Directions for this task » Go through the records and extract every line with the word "MGTS".
────────────────────
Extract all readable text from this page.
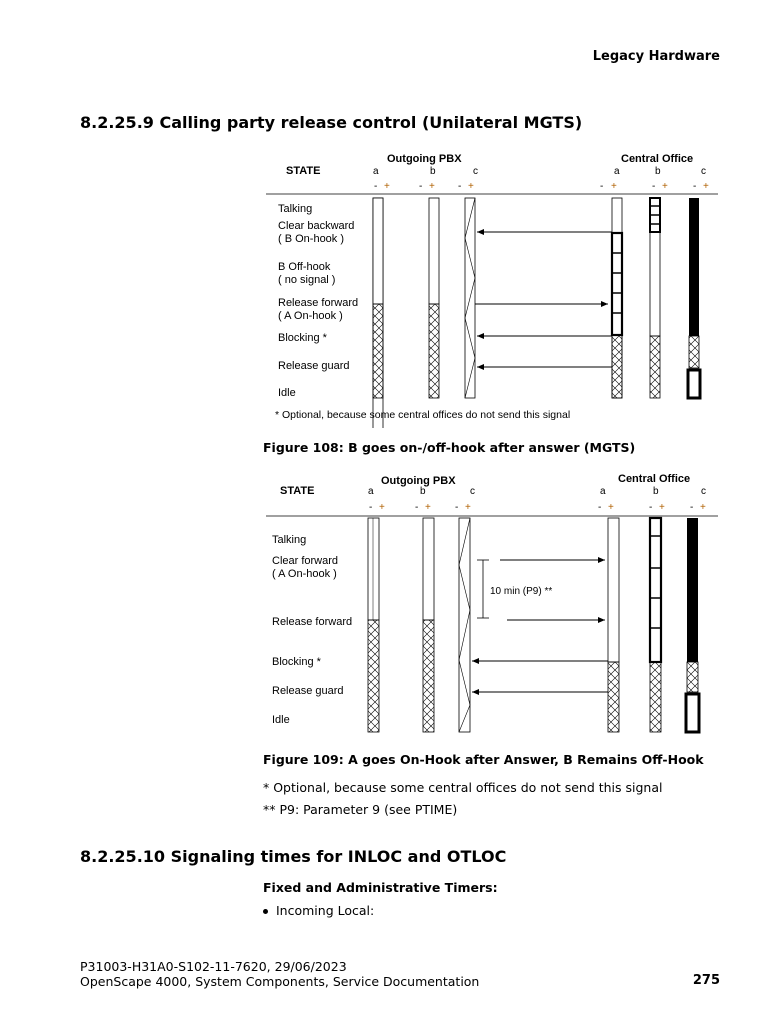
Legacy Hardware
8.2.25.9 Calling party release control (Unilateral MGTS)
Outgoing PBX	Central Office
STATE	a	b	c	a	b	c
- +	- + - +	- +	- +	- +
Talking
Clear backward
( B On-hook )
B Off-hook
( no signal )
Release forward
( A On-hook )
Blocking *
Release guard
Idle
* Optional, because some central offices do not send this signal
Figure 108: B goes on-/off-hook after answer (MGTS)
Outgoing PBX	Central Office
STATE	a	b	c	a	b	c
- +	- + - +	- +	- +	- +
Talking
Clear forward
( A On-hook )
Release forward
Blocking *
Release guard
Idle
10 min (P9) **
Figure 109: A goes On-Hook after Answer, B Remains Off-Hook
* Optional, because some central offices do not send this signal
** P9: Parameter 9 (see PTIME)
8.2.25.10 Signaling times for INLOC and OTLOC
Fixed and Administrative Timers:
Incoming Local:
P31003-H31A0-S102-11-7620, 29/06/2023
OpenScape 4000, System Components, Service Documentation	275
────────────────────
Response to this task »
8.2.25.9 Calling party release control (Unilateral MGTS)
Figure 108: B goes on-/off-hook after answer (MGTS)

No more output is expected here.